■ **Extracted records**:
-- begin --
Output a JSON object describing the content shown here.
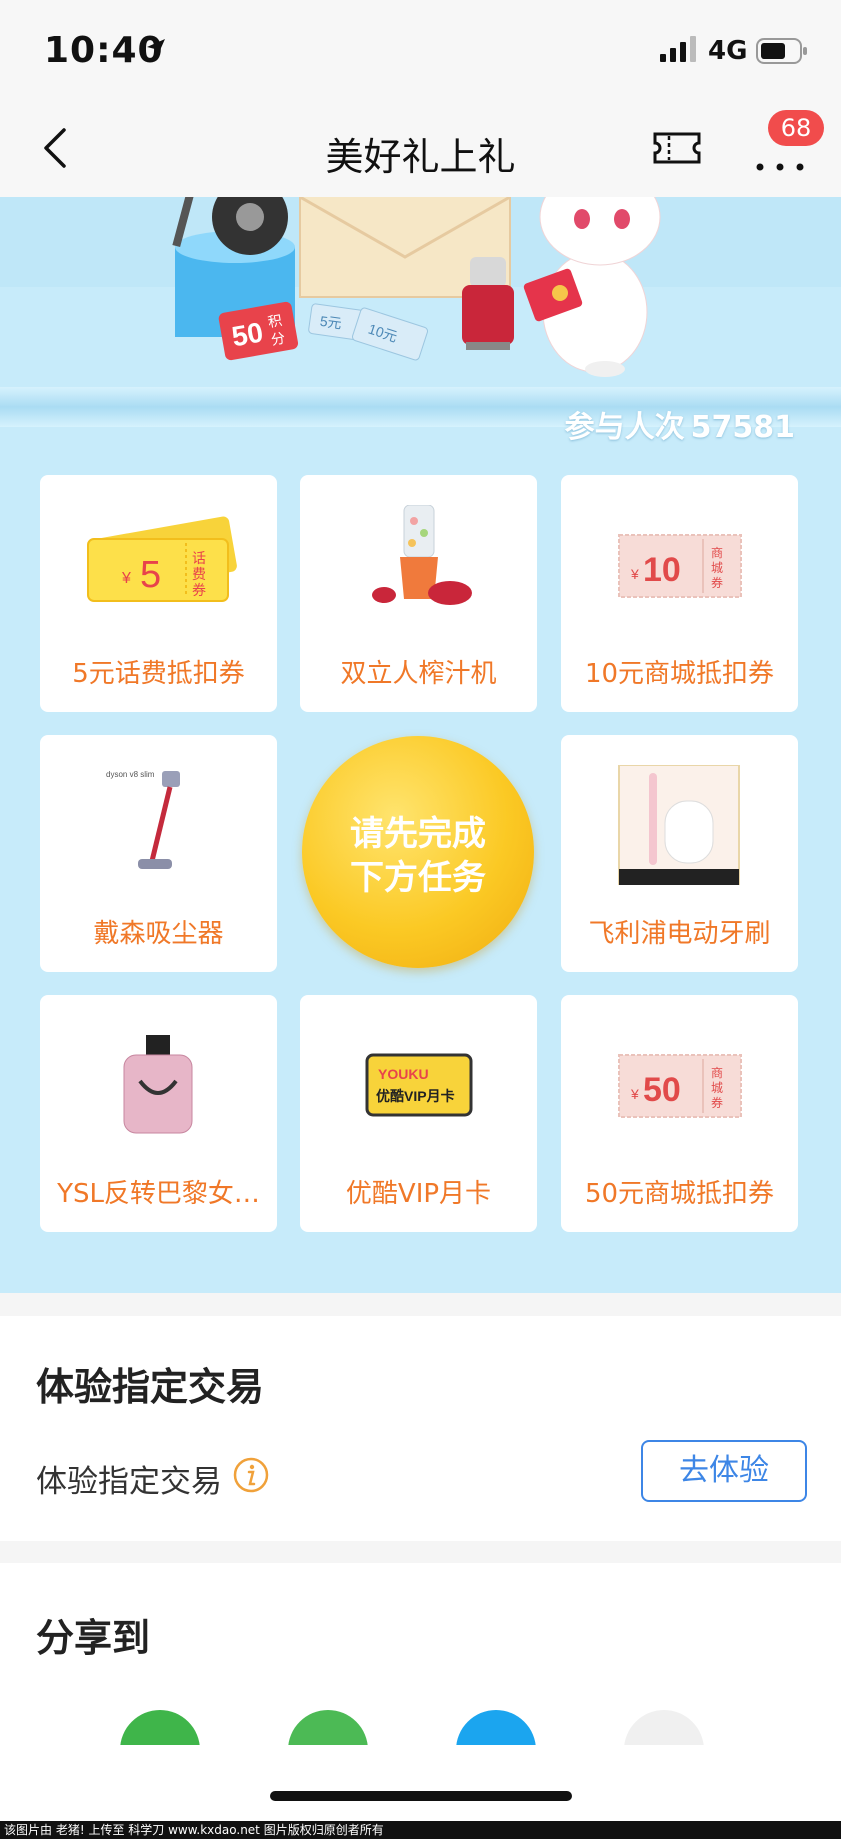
{
  "status": {
    "time": "10:40",
    "network": "4G"
  },
  "nav": {
    "title": "美好礼上礼",
    "badge": "68"
  },
  "banner": {
    "participants_label": "参与人次",
    "participants_count": "57581",
    "coupon_text": "50积分",
    "voucher_5": "5元",
    "voucher_10": "10元"
  },
  "prizes": [
    {
      "label": "5元话费抵扣券",
      "art": {
        "amount": "5",
        "unit": "¥",
        "tag": "话费券"
      }
    },
    {
      "label": "双立人榨汁机"
    },
    {
      "label": "10元商城抵扣券",
      "art": {
        "amount": "10",
        "unit": "¥",
        "tag": "商城券"
      }
    },
    {
      "label": "戴森吸尘器",
      "art": {
        "brand": "dyson v8 slim"
      }
    },
    {
      "label": "飞利浦电动牙刷"
    },
    {
      "label": "YSL反转巴黎女…"
    },
    {
      "label": "优酷VIP月卡",
      "art": {
        "brand": "YOUKU",
        "card": "优酷VIP月卡"
      }
    },
    {
      "label": "50元商城抵扣券",
      "art": {
        "amount": "50",
        "unit": "¥",
        "tag": "商城券"
      }
    }
  ],
  "center_button": {
    "line1": "请先完成",
    "line2": "下方任务"
  },
  "experience": {
    "title": "体验指定交易",
    "task_label": "体验指定交易",
    "button": "去体验"
  },
  "share": {
    "title": "分享到"
  },
  "footer": {
    "text": "该图片由 老猪! 上传至 科学刀 www.kxdao.net 图片版权归原创者所有"
  },
  "colors": {
    "accent_orange": "#f07828",
    "link_blue": "#3d86e6",
    "badge_red": "#f14c4c",
    "promo_bg": "#c7ebfa"
  }
}
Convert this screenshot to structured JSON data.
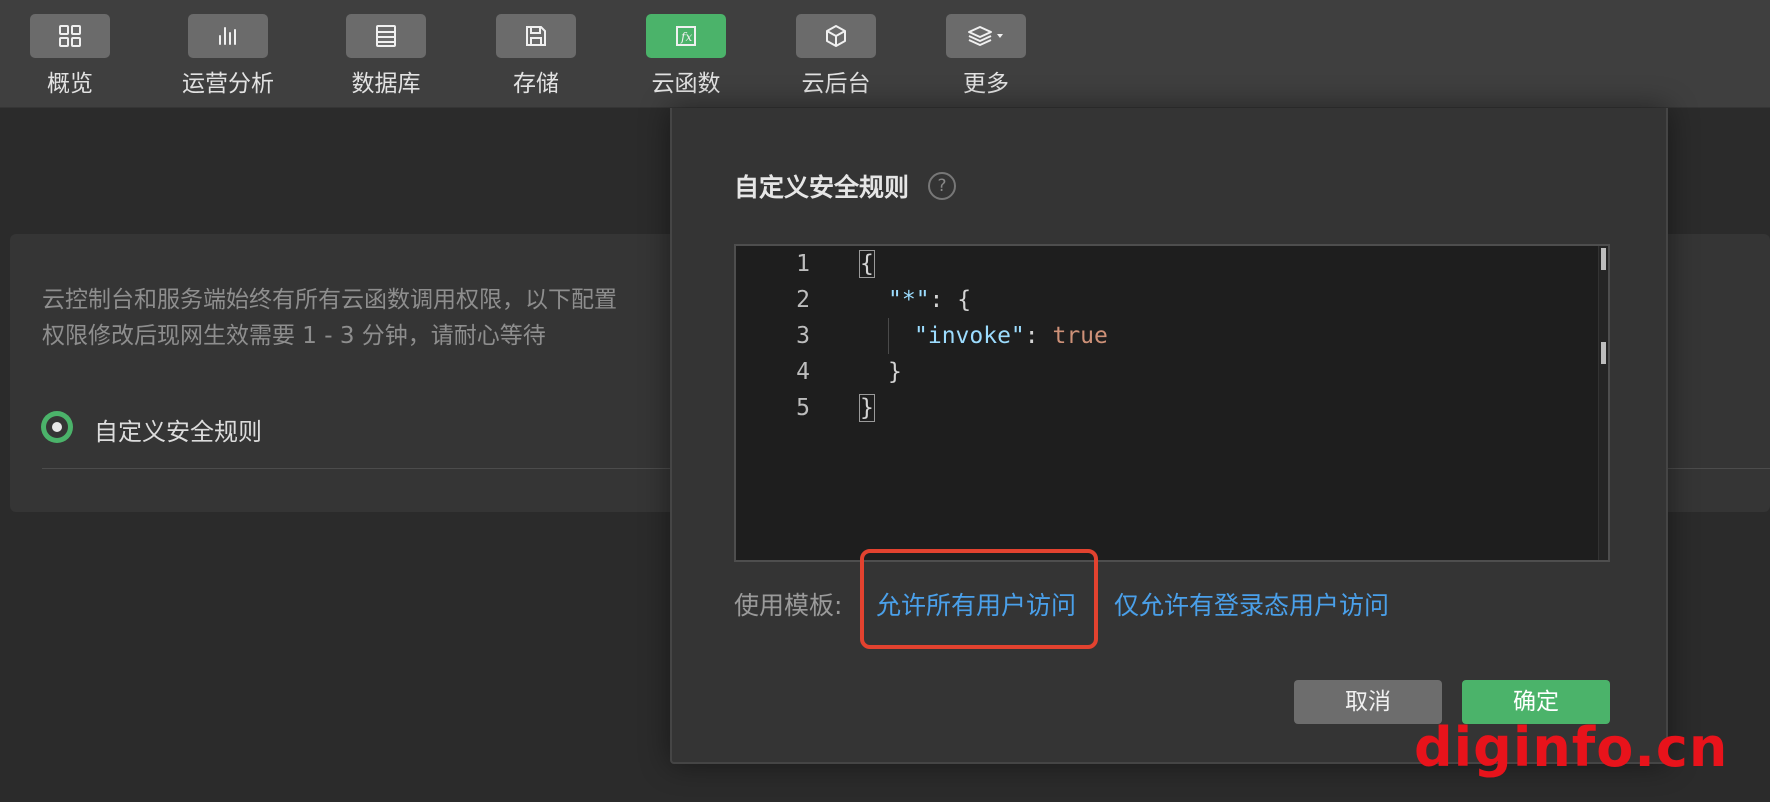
-- end --
■ **WHAT IS BEING ASKED**: Leave out the pictures and copy everything else in the records word for word.

■ **RESULT BELOW**:
Output a JSON object describing the content shown here.
{
  "status": {
    "time": "10:40",
    "network": "4G"
  },
  "nav": {
    "title": "美好礼上礼",
    "badge": "68"
  },
  "banner": {
    "participants_label": "参与人次",
    "participants_count": "57581",
    "coupon_text": "50积分",
    "voucher_5": "5元",
    "voucher_10": "10元"
  },
  "prizes": [
    {
      "label": "5元话费抵扣券",
      "art": {
        "amount": "5",
        "unit": "¥",
        "tag": "话费券"
      }
    },
    {
      "label": "双立人榨汁机"
    },
    {
      "label": "10元商城抵扣券",
      "art": {
        "amount": "10",
        "unit": "¥",
        "tag": "商城券"
      }
    },
    {
      "label": "戴森吸尘器",
      "art": {
        "brand": "dyson v8 slim"
      }
    },
    {
      "label": "飞利浦电动牙刷"
    },
    {
      "label": "YSL反转巴黎女…"
    },
    {
      "label": "优酷VIP月卡",
      "art": {
        "brand": "YOUKU",
        "card": "优酷VIP月卡"
      }
    },
    {
      "label": "50元商城抵扣券",
      "art": {
        "amount": "50",
        "unit": "¥",
        "tag": "商城券"
      }
    }
  ],
  "center_button": {
    "line1": "请先完成",
    "line2": "下方任务"
  },
  "experience": {
    "title": "体验指定交易",
    "task_label": "体验指定交易",
    "button": "去体验"
  },
  "share": {
    "title": "分享到"
  },
  "footer": {
    "text": "该图片由 老猪! 上传至 科学刀 www.kxdao.net 图片版权归原创者所有"
  },
  "colors": {
    "accent_orange": "#f07828",
    "link_blue": "#3d86e6",
    "badge_red": "#f14c4c",
    "promo_bg": "#c7ebfa"
  }
}
Convert this screenshot to structured JSON data.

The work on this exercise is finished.